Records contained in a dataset
** Begin **
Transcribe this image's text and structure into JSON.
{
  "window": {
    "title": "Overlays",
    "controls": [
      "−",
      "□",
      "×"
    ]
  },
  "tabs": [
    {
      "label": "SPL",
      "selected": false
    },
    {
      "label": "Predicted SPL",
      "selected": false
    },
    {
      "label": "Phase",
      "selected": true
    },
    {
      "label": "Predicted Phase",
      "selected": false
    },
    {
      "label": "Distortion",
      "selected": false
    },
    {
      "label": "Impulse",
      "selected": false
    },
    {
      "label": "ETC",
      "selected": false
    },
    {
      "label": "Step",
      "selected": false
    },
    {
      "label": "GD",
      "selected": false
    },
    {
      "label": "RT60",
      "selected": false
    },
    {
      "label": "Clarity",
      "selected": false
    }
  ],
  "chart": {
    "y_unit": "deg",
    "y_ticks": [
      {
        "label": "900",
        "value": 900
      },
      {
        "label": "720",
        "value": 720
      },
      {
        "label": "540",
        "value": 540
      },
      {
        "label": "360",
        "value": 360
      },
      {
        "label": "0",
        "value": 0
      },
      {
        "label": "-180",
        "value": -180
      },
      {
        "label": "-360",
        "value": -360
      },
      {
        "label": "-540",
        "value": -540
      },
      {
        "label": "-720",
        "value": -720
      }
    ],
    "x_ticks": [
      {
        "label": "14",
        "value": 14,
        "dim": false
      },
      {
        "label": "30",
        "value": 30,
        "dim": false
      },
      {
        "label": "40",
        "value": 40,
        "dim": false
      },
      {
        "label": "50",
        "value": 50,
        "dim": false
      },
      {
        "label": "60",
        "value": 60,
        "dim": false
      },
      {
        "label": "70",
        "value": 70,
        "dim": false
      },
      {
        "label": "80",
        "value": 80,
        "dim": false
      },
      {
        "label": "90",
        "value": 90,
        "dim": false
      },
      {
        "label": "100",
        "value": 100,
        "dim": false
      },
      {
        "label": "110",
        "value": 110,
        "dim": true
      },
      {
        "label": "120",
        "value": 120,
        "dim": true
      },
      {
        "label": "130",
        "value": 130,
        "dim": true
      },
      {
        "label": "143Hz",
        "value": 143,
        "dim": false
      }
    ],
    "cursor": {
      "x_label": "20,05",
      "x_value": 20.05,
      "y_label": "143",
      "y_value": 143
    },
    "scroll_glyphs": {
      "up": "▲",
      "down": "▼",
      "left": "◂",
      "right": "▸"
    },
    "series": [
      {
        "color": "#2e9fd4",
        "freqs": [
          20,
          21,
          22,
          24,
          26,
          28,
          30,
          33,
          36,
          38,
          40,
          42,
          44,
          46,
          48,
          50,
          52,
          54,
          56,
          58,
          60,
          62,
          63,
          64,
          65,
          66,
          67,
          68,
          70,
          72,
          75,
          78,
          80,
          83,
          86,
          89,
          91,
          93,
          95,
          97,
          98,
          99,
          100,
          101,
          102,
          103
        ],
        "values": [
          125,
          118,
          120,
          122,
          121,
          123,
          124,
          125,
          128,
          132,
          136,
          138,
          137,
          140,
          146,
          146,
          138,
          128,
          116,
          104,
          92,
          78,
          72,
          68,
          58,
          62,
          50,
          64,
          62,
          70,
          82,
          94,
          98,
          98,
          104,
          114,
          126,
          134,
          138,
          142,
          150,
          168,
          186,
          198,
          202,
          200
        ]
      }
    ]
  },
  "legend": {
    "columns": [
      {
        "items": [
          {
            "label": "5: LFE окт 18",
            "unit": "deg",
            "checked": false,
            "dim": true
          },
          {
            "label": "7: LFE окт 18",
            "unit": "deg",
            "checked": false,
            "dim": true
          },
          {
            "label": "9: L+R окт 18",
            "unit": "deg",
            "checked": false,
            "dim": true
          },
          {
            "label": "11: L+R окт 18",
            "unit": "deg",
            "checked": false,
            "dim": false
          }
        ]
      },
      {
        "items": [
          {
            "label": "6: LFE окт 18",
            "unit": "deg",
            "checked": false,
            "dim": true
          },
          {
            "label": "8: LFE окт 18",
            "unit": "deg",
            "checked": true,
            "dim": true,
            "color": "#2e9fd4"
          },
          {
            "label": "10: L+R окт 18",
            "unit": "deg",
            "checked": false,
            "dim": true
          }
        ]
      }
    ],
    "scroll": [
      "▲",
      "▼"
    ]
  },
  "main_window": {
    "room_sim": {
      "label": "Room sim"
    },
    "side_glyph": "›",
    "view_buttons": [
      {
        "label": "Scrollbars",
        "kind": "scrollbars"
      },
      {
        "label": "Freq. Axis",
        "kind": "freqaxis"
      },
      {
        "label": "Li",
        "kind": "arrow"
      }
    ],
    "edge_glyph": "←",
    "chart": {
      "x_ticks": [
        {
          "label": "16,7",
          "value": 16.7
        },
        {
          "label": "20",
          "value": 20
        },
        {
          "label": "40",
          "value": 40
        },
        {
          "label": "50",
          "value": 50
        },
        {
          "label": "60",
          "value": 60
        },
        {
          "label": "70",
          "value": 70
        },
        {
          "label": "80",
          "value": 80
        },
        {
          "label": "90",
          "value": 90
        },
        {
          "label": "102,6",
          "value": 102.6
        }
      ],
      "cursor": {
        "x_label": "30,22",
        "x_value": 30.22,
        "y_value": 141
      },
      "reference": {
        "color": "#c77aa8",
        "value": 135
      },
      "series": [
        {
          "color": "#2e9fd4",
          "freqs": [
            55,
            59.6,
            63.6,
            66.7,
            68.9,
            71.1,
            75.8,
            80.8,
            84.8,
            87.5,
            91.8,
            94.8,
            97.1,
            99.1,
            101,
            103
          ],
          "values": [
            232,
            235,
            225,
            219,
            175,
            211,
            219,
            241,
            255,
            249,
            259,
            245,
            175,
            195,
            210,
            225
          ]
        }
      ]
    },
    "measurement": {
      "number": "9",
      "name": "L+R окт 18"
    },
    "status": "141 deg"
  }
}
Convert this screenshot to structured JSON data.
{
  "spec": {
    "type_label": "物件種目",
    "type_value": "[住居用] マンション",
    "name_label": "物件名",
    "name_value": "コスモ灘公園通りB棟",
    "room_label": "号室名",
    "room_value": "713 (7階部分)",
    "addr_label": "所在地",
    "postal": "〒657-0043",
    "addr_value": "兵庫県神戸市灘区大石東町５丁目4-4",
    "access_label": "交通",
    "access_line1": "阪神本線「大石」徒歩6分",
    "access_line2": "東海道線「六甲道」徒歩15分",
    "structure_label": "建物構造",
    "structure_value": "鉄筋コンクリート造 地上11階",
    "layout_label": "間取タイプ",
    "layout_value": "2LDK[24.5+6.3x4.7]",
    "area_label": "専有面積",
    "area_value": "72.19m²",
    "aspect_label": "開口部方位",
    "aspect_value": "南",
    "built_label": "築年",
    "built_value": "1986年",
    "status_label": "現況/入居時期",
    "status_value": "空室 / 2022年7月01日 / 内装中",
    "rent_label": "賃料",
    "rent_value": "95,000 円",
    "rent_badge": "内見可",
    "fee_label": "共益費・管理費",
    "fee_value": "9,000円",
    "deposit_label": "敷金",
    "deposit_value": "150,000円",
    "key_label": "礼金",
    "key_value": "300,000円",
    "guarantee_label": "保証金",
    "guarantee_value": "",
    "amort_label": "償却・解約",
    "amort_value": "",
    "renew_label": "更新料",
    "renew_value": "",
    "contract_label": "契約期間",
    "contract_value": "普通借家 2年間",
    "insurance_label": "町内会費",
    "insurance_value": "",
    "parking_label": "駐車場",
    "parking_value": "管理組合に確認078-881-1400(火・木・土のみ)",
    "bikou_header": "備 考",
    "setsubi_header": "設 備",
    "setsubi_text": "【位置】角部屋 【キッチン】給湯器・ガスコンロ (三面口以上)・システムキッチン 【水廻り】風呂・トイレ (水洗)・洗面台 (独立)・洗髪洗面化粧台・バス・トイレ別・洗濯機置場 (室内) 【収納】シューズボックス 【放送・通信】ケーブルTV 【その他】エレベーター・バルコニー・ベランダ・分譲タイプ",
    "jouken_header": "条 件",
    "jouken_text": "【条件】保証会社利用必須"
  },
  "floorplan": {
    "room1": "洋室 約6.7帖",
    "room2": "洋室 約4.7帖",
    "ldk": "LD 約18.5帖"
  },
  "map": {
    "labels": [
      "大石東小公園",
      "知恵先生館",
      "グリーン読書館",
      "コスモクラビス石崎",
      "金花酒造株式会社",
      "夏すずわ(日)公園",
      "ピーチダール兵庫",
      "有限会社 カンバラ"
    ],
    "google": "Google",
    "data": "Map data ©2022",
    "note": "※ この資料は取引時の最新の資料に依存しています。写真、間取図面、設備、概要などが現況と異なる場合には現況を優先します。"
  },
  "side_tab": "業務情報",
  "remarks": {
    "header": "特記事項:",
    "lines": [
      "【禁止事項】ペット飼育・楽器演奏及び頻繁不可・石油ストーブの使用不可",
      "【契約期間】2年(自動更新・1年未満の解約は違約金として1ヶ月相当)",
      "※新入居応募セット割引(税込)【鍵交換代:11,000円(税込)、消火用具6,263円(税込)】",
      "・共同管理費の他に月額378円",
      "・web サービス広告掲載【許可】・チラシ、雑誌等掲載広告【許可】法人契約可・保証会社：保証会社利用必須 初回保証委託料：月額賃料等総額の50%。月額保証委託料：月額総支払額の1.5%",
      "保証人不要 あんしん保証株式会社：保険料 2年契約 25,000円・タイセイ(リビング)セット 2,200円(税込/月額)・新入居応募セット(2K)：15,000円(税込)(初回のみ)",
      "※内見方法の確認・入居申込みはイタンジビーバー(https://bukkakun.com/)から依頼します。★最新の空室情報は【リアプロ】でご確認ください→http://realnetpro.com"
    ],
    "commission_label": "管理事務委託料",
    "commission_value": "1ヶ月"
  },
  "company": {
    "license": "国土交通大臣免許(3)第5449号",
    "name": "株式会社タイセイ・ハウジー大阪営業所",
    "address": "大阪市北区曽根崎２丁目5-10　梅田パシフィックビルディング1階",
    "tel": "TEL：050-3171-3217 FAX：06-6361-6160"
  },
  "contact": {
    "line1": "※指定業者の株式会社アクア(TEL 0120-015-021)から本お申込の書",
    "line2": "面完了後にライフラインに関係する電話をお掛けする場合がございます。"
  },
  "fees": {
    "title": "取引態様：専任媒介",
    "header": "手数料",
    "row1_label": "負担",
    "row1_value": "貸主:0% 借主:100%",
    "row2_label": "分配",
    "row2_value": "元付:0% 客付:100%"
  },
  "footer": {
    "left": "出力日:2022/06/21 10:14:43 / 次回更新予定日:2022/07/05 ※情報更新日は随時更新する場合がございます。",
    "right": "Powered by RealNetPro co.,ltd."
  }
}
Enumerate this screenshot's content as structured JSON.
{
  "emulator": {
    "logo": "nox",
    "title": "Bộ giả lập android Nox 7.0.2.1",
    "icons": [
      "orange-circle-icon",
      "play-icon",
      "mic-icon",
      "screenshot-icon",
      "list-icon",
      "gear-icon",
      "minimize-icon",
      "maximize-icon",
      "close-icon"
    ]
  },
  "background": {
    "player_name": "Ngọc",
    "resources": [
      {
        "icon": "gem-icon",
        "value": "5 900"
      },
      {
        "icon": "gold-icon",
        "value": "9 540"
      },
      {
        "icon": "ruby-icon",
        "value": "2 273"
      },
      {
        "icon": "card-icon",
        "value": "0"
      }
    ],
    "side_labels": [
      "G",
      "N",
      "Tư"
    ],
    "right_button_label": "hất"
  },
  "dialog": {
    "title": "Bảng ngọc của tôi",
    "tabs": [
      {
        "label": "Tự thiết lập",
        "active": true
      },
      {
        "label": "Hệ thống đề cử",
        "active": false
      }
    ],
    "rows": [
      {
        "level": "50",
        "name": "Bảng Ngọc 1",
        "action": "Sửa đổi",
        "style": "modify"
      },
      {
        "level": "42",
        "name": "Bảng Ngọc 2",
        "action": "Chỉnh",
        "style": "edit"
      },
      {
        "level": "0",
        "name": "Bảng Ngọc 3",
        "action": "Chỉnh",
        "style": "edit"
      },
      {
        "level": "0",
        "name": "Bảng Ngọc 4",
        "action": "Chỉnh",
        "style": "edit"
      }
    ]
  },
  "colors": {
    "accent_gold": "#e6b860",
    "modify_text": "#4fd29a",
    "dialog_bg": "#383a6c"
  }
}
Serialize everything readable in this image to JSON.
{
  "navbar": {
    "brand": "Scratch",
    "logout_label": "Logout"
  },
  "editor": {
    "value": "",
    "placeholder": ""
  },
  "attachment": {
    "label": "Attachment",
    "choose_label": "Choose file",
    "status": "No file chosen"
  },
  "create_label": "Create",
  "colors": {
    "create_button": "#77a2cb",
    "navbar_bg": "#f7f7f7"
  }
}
** End **
Exercise brief
Find all the lines containing "Predicted" in the material, then copy them.

Reply to the task
      "label": "Predicted SPL",
      "label": "Predicted Phase",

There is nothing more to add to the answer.